Report the count of lines that carry the string "neues", and add nothing.

GIVEN ENTRIES:
** start **

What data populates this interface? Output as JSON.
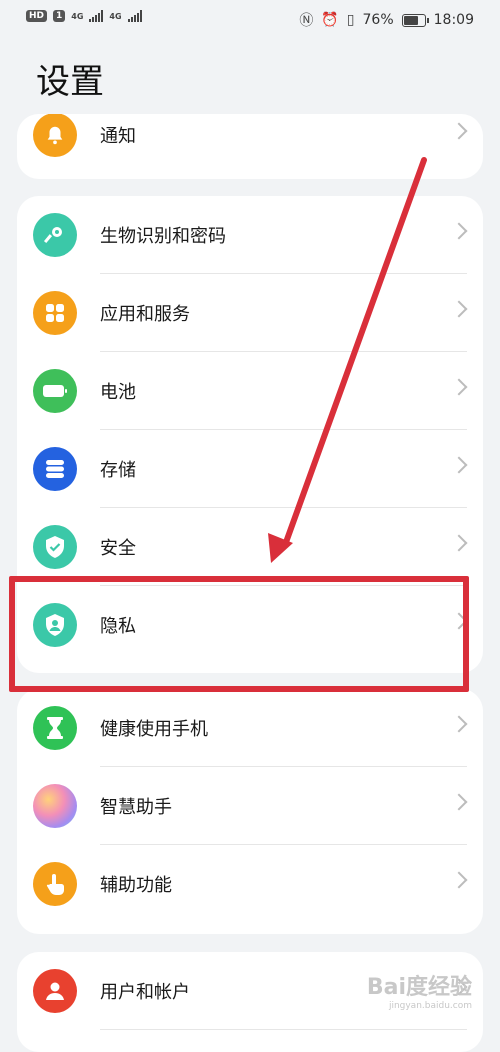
{
  "status_bar": {
    "left_badge": "HD",
    "sim1": "1",
    "net1": "4G",
    "net2": "4G",
    "battery_percent": "76%",
    "battery_level": 0.76,
    "time": "18:09",
    "icons": [
      "nfc-icon",
      "alarm-icon",
      "vibrate-icon"
    ]
  },
  "page_title": "设置",
  "groups": [
    {
      "items": [
        {
          "label": "通知",
          "icon": "bell-icon",
          "color": "#f5a01a"
        }
      ]
    },
    {
      "items": [
        {
          "label": "生物识别和密码",
          "icon": "key-icon",
          "color": "#3bc8a8"
        },
        {
          "label": "应用和服务",
          "icon": "apps-grid-icon",
          "color": "#f5a01a"
        },
        {
          "label": "电池",
          "icon": "battery-icon",
          "color": "#3fbf5a"
        },
        {
          "label": "存储",
          "icon": "storage-icon",
          "color": "#2462e0"
        },
        {
          "label": "安全",
          "icon": "shield-check-icon",
          "color": "#3bc8a8"
        },
        {
          "label": "隐私",
          "icon": "privacy-shield-icon",
          "color": "#3bc8a8"
        }
      ]
    },
    {
      "items": [
        {
          "label": "健康使用手机",
          "icon": "hourglass-icon",
          "color": "#2fc256"
        },
        {
          "label": "智慧助手",
          "icon": "assistant-orb-icon",
          "color": "#c9a0e8"
        },
        {
          "label": "辅助功能",
          "icon": "hand-pointer-icon",
          "color": "#f5a01a"
        }
      ]
    },
    {
      "items": [
        {
          "label": "用户和帐户",
          "icon": "user-icon",
          "color": "#e8412f"
        }
      ]
    }
  ],
  "annotation": {
    "arrow_color": "#d92f3a",
    "box_color": "#d92f3a",
    "highlighted_item": "隐私"
  },
  "watermark": {
    "text": "Bai度经验",
    "sub": "jingyan.baidu.com"
  }
}
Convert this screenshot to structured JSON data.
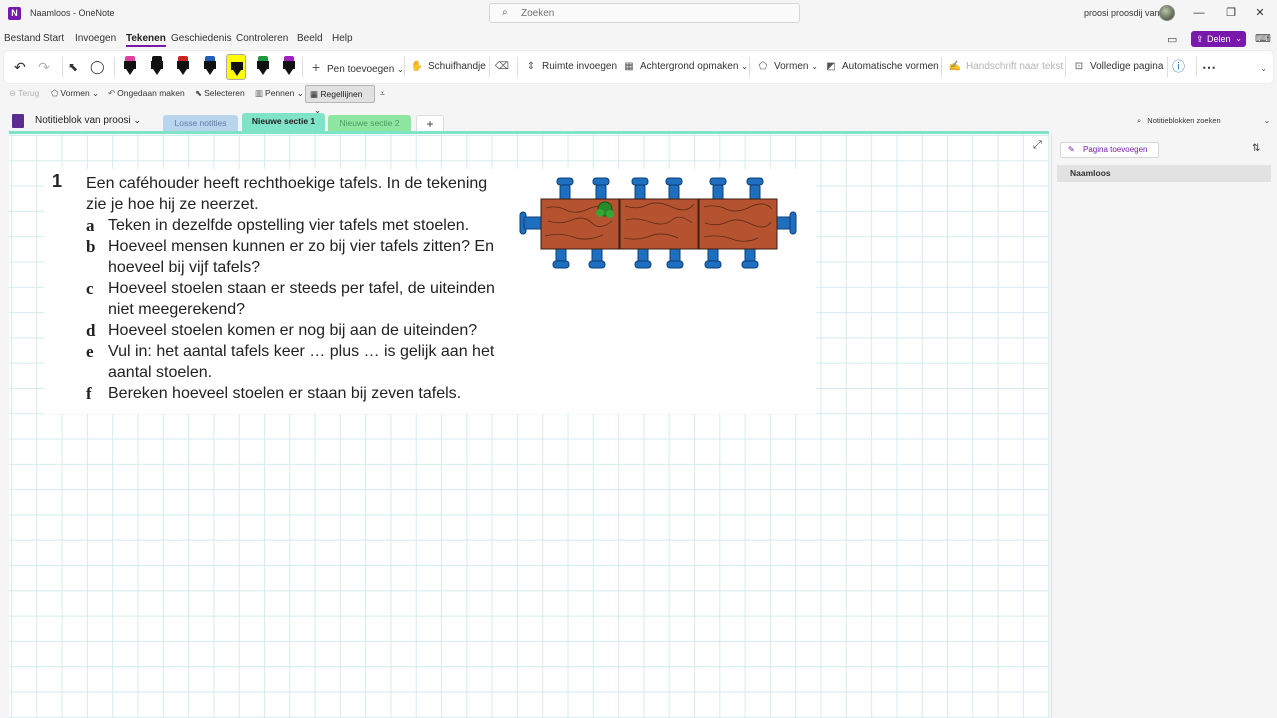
{
  "window": {
    "title": "Naamloos - OneNote",
    "logo_letter": "N"
  },
  "search": {
    "placeholder": "Zoeken"
  },
  "user": {
    "name": "proosi proosdij van"
  },
  "window_controls": {
    "minimize": "—",
    "restore": "❐",
    "close": "✕"
  },
  "menu": {
    "items": [
      "Bestand",
      "Start",
      "Invoegen",
      "Tekenen",
      "Geschiedenis",
      "Controleren",
      "Beeld",
      "Help"
    ],
    "active": "Tekenen",
    "share_label": "Delen"
  },
  "ribbon": {
    "add_pen": "Pen toevoegen",
    "hand": "Schuifhandje",
    "insert_space": "Ruimte invoegen",
    "background": "Achtergrond opmaken",
    "shapes": "Vormen",
    "auto_shapes": "Automatische vormen",
    "ink_to_text": "Handschrift naar tekst",
    "full_page": "Volledige pagina",
    "pens": [
      {
        "cap": "#e040a0",
        "selected": false
      },
      {
        "cap": "#111111",
        "selected": false
      },
      {
        "cap": "#d02020",
        "selected": false
      },
      {
        "cap": "#1e5fb8",
        "selected": false
      },
      {
        "cap": "#ffff00",
        "selected": true
      },
      {
        "cap": "#1e9a3a",
        "selected": false
      },
      {
        "cap": "#a020c0",
        "selected": false
      }
    ]
  },
  "subbar": {
    "back": "Terug",
    "shapes": "Vormen",
    "undo": "Ongedaan maken",
    "select": "Selecteren",
    "pens": "Pennen",
    "rulers": "Regellijnen"
  },
  "notebook": {
    "name": "Notitieblok van proosi",
    "search": "Notitieblokken zoeken",
    "sections": [
      {
        "label": "Losse notities",
        "color": "#b9d5ee",
        "text": "#5a7da3",
        "active": false
      },
      {
        "label": "Nieuwe sectie 1",
        "color": "#7fe3c8",
        "text": "#222222",
        "active": true
      },
      {
        "label": "Nieuwe sectie 2",
        "color": "#8ee6a0",
        "text": "#4e9a63",
        "active": false
      }
    ],
    "add_section": "+"
  },
  "exercise": {
    "number": "1",
    "intro": "Een caféhouder heeft rechthoekige tafels. In de tekening zie je hoe hij ze neerzet.",
    "questions": [
      {
        "letter": "a",
        "text": "Teken in dezelfde opstelling vier tafels met stoelen."
      },
      {
        "letter": "b",
        "text": "Hoeveel mensen kunnen er zo bij vier tafels zitten? En hoeveel bij vijf tafels?"
      },
      {
        "letter": "c",
        "text": "Hoeveel stoelen staan er steeds per tafel, de uiteinden niet meegerekend?"
      },
      {
        "letter": "d",
        "text": "Hoeveel stoelen komen er nog bij aan de uiteinden?"
      },
      {
        "letter": "e",
        "text": "Vul in: het aantal tafels keer … plus … is gelijk aan het aantal stoelen."
      },
      {
        "letter": "f",
        "text": "Bereken hoeveel stoelen er staan bij zeven tafels."
      }
    ]
  },
  "pages": {
    "add_label": "Pagina toevoegen",
    "items": [
      "Naamloos"
    ]
  },
  "colors": {
    "accent": "#7719aa",
    "section_active": "#7fe3c8",
    "grid": "#d4ecee"
  }
}
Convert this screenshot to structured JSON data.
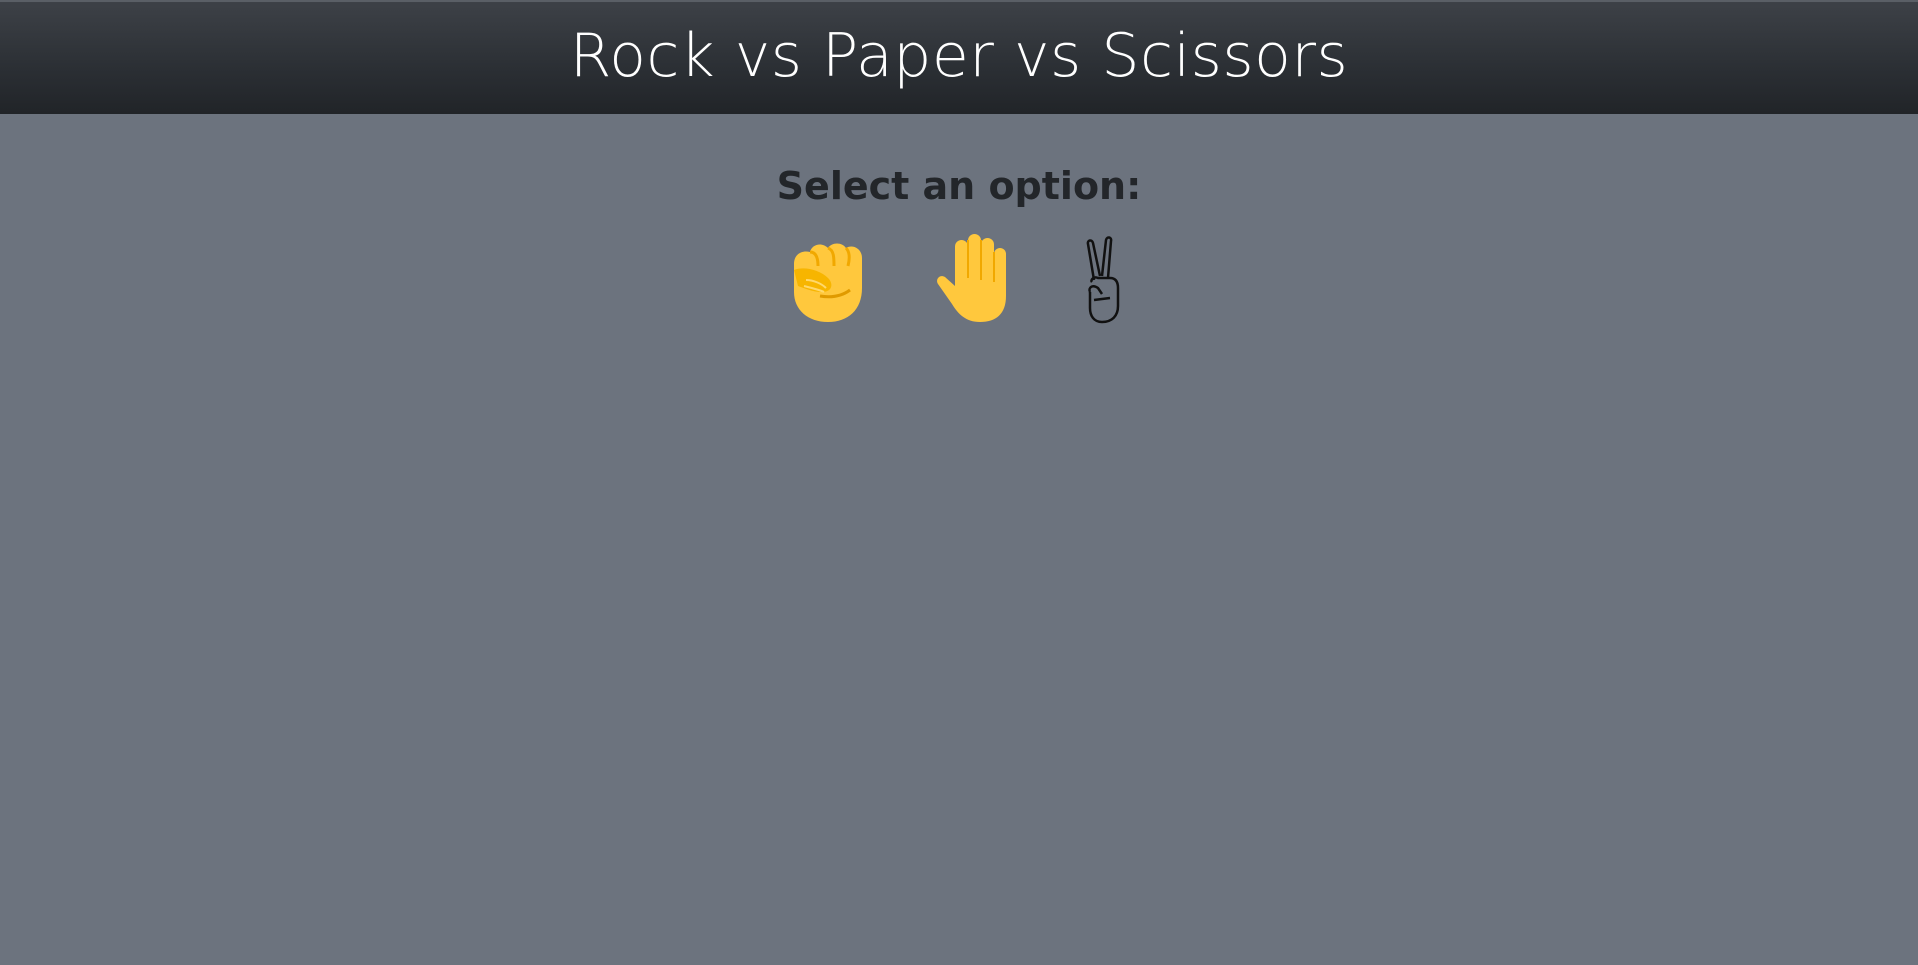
{
  "header": {
    "title": "Rock vs Paper vs Scissors"
  },
  "main": {
    "prompt": "Select an option:",
    "options": [
      {
        "id": "rock",
        "icon": "raised-fist-icon",
        "glyph": "✊"
      },
      {
        "id": "paper",
        "icon": "raised-hand-icon",
        "glyph": "✋"
      },
      {
        "id": "scissors",
        "icon": "victory-hand-icon",
        "glyph": "✌"
      }
    ]
  },
  "colors": {
    "background": "#6c737e",
    "header": "#2b2f34",
    "title_text": "#ffffff",
    "prompt_text": "#23262a",
    "emoji_yellow": "#ffc83d"
  }
}
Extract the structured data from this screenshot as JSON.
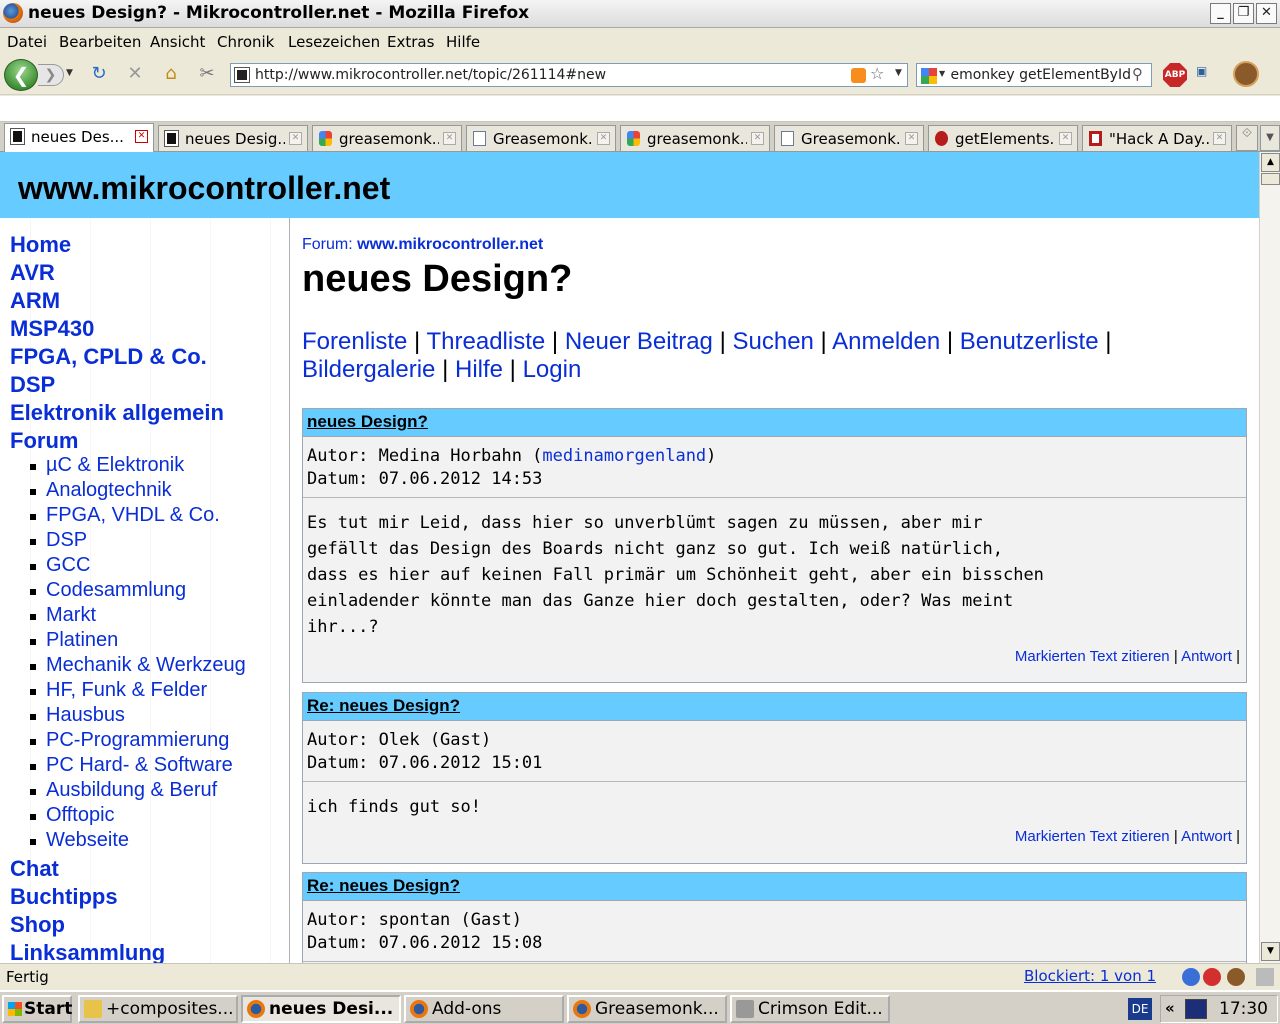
{
  "window": {
    "title": "neues Design? - Mikrocontroller.net - Mozilla Firefox",
    "min": "_",
    "max": "❐",
    "close": "✕"
  },
  "menu": [
    "Datei",
    "Bearbeiten",
    "Ansicht",
    "Chronik",
    "Lesezeichen",
    "Extras",
    "Hilfe"
  ],
  "nav": {
    "url": "http://www.mikrocontroller.net/topic/261114#new",
    "search_value": "emonkey getElementById",
    "abp_label": "ABP"
  },
  "tabs": [
    {
      "label": "neues Des...",
      "icon": "page-icon",
      "active": true
    },
    {
      "label": "neues Desig...",
      "icon": "page-icon",
      "active": false
    },
    {
      "label": "greasemonk...",
      "icon": "google-icon",
      "active": false
    },
    {
      "label": "Greasemonk...",
      "icon": "doc-icon",
      "active": false
    },
    {
      "label": "greasemonk...",
      "icon": "google-icon",
      "active": false
    },
    {
      "label": "Greasemonk...",
      "icon": "doc-icon",
      "active": false
    },
    {
      "label": "getElements...",
      "icon": "bug-icon",
      "active": false
    },
    {
      "label": "\"Hack A Day...",
      "icon": "hackaday-icon",
      "active": false
    }
  ],
  "site": {
    "title": "www.mikrocontroller.net"
  },
  "leftnav": {
    "main_top": [
      "Home",
      "AVR",
      "ARM",
      "MSP430",
      "FPGA, CPLD & Co.",
      "DSP",
      "Elektronik allgemein",
      "Forum"
    ],
    "sub": [
      "µC & Elektronik",
      "Analogtechnik",
      "FPGA, VHDL & Co.",
      "DSP",
      "GCC",
      "Codesammlung",
      "Markt",
      "Platinen",
      "Mechanik & Werkzeug",
      "HF, Funk & Felder",
      "Hausbus",
      "PC-Programmierung",
      "PC Hard- & Software",
      "Ausbildung & Beruf",
      "Offtopic",
      "Webseite"
    ],
    "main_bottom": [
      "Chat",
      "Buchtipps",
      "Shop",
      "Linksammlung"
    ]
  },
  "main": {
    "crumb_prefix": "Forum: ",
    "crumb_link": "www.mikrocontroller.net",
    "page_title": "neues Design?",
    "links": [
      "Forenliste",
      "Threadliste",
      "Neuer Beitrag",
      "Suchen",
      "Anmelden",
      "Benutzerliste",
      "Bildergalerie",
      "Hilfe",
      "Login"
    ],
    "separator": " | "
  },
  "posts": [
    {
      "subject": "neues Design?",
      "author_prefix": "Autor: Medina Horbahn (",
      "author_link": "medinamorgenland",
      "author_suffix": ")",
      "date": "Datum: 07.06.2012 14:53",
      "body": "Es tut mir Leid, dass hier so unverblümt sagen zu müssen, aber mir\ngefällt das Design des Boards nicht ganz so gut. Ich weiß natürlich,\ndass es hier auf keinen Fall primär um Schönheit geht, aber ein bisschen\neinladender könnte man das Ganze hier doch gestalten, oder? Was meint\nihr...?",
      "quote": "Markierten Text zitieren",
      "reply": "Antwort"
    },
    {
      "subject": "Re: neues Design?",
      "author_prefix": "Autor: Olek (Gast)",
      "author_link": "",
      "author_suffix": "",
      "date": "Datum: 07.06.2012 15:01",
      "body": "ich finds gut so!",
      "quote": "Markierten Text zitieren",
      "reply": "Antwort"
    },
    {
      "subject": "Re: neues Design?",
      "author_prefix": "Autor: spontan (Gast)",
      "author_link": "",
      "author_suffix": "",
      "date": "Datum: 07.06.2012 15:08",
      "body": "",
      "quote": "",
      "reply": ""
    }
  ],
  "status": {
    "text": "Fertig",
    "blocked": "Blockiert: 1 von 1"
  },
  "taskbar": {
    "start": "Start",
    "items": [
      {
        "label": "+composites...",
        "active": false
      },
      {
        "label": "neues Desi...",
        "active": true
      },
      {
        "label": "Add-ons",
        "active": false
      },
      {
        "label": "Greasemonk...",
        "active": false
      },
      {
        "label": "Crimson Edit...",
        "active": false
      }
    ],
    "lang": "DE",
    "chevron": "«",
    "clock": "17:30"
  }
}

** end **

TASK RESULT:
8